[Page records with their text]
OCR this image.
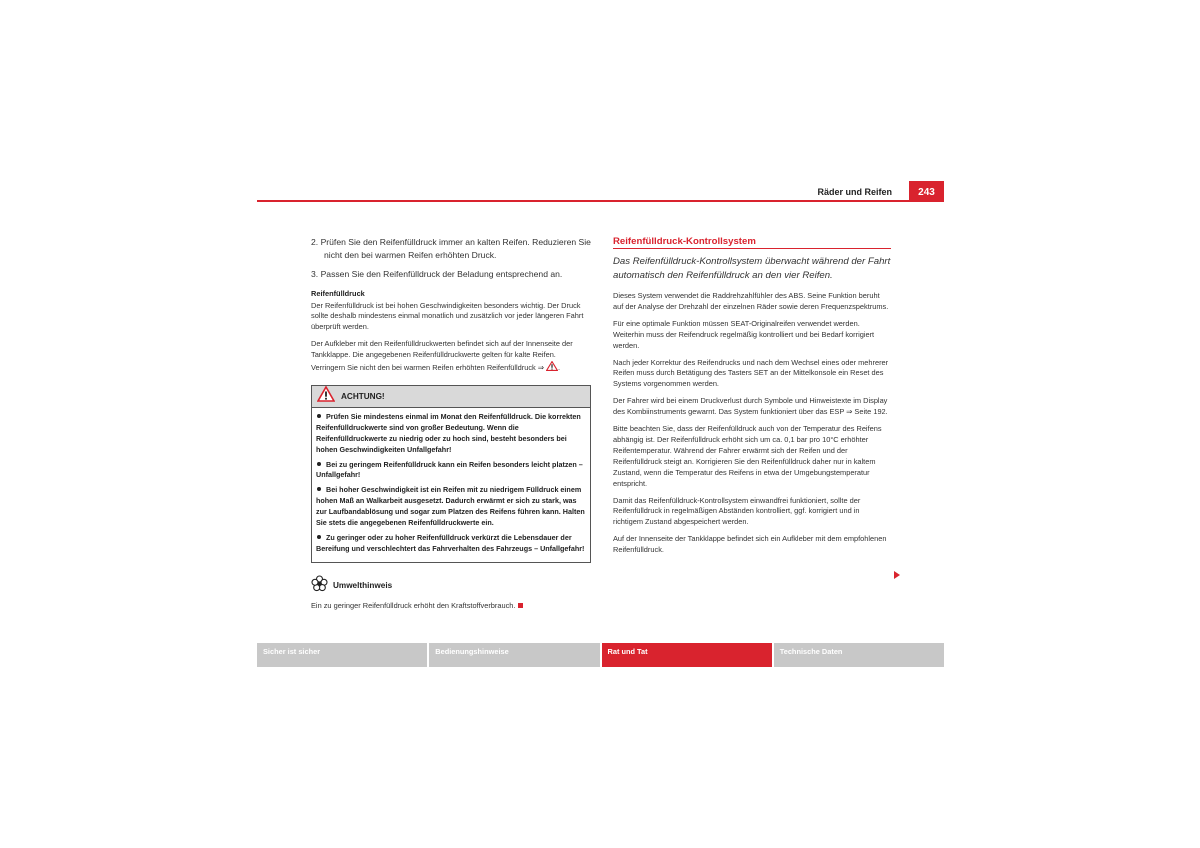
Räder und Reifen	243
2. Prüfen Sie den Reifenfülldruck immer an kalten Reifen. Reduzieren Sie nicht den bei warmen Reifen erhöhten Druck.
3. Passen Sie den Reifenfülldruck der Beladung entsprechend an.
Reifenfülldruck

Der Reifenfülldruck ist bei hohen Geschwindigkeiten besonders wichtig. Der Druck sollte deshalb mindestens einmal monatlich und zusätzlich vor jeder längeren Fahrt überprüft werden.

Der Aufkleber mit den Reifenfülldruckwerten befindet sich auf der Innenseite der Tankklappe. Die angegebenen Reifenfülldruckwerte gelten für kalte Reifen. Verringern Sie nicht den bei warmen Reifen erhöhten Reifenfülldruck ⇒ .

ACHTUNG!

Prüfen Sie mindestens einmal im Monat den Reifenfülldruck. Die korrekten Reifenfülldruckwerte sind von großer Bedeutung. Wenn die Reifenfülldruckwerte zu niedrig oder zu hoch sind, besteht besonders bei hohen Geschwindigkeiten Unfallgefahr!

Bei zu geringem Reifenfülldruck kann ein Reifen besonders leicht platzen – Unfallgefahr!

Bei hoher Geschwindigkeit ist ein Reifen mit zu niedrigem Fülldruck einem hohen Maß an Walkarbeit ausgesetzt. Dadurch erwärmt er sich zu stark, was zur Laufbandablösung und sogar zum Platzen des Reifens führen kann. Halten Sie stets die angegebenen Reifenfülldruckwerte ein.

Zu geringer oder zu hoher Reifenfülldruck verkürzt die Lebensdauer der Bereifung und verschlechtert das Fahrverhalten des Fahrzeugs – Unfallgefahr!

Umwelthinweis
Ein zu geringer Reifenfülldruck erhöht den Kraftstoffverbrauch.
Reifenfülldruck-Kontrollsystem

Das Reifenfülldruck-Kontrollsystem überwacht während der Fahrt automatisch den Reifenfülldruck an den vier Reifen.

Dieses System verwendet die Raddrehzahlfühler des ABS. Seine Funktion beruht auf der Analyse der Drehzahl der einzelnen Räder sowie deren Frequenzspektrums.

Für eine optimale Funktion müssen SEAT-Originalreifen verwendet werden. Weiterhin muss der Reifendruck regelmäßig kontrolliert und bei Bedarf korrigiert werden.

Nach jeder Korrektur des Reifendrucks und nach dem Wechsel eines oder mehrerer Reifen muss durch Betätigung des Tasters SET an der Mittelkonsole ein Reset des Systems vorgenommen werden.

Der Fahrer wird bei einem Druckverlust durch Symbole und Hinweistexte im Display des Kombiinstruments gewarnt. Das System funktioniert über das ESP ⇒ Seite 192.

Bitte beachten Sie, dass der Reifenfülldruck auch von der Temperatur des Reifens abhängig ist. Der Reifenfülldruck erhöht sich um ca. 0,1 bar pro 10°C erhöhter Reifentemperatur. Während der Fahrer erwärmt sich der Reifen und der Reifenfülldruck steigt an. Korrigieren Sie den Reifenfülldruck daher nur in kaltem Zustand, wenn die Temperatur des Reifens in etwa der Umgebungstemperatur entspricht.

Damit das Reifenfülldruck-Kontrollsystem einwandfrei funktioniert, sollte der Reifenfülldruck in regelmäßigen Abständen kontrolliert, ggf. korrigiert und in richtigem Zustand abgespeichert werden.

Auf der Innenseite der Tankklappe befindet sich ein Aufkleber mit dem empfohlenen Reifenfülldruck.

Sicher ist sicher	Bedienungshinweise	Rat und Tat	Technische Daten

## WORK REQUIRED
Copy out every line of the data that includes "Fahrt".

## ANSWER SPACE
Der Reifenfülldruck ist bei hohen Geschwindigkeiten besonders wichtig. Der Druck sollte deshalb mindestens einmal monatlich und zusätzlich vor jeder längeren Fahrt überprüft werden.
Das Reifenfülldruck-Kontrollsystem überwacht während der Fahrt automatisch den Reifenfülldruck an den vier Reifen.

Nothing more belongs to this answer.